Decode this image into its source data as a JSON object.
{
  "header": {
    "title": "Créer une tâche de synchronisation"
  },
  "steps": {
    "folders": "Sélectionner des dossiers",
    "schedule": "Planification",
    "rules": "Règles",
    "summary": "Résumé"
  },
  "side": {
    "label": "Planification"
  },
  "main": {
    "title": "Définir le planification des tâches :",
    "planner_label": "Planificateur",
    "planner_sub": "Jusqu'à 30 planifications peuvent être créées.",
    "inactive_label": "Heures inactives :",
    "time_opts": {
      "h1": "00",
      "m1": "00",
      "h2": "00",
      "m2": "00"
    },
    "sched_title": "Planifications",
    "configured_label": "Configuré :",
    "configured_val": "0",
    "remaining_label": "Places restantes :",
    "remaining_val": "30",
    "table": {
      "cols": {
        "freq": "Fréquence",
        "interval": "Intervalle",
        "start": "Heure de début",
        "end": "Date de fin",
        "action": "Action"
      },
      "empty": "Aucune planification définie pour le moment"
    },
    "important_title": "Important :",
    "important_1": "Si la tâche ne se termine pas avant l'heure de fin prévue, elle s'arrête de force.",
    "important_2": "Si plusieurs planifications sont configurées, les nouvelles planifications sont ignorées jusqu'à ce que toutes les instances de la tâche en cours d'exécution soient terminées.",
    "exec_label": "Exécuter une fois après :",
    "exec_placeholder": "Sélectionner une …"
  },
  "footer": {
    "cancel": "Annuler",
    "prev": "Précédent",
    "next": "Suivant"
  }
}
****
Pull out all lines from the entries above in which the word "Sélectionner" appears.

- SOLUTION TO THIS TASK
    "folders": "Sélectionner des dossiers",
    "exec_placeholder": "Sélectionner une …"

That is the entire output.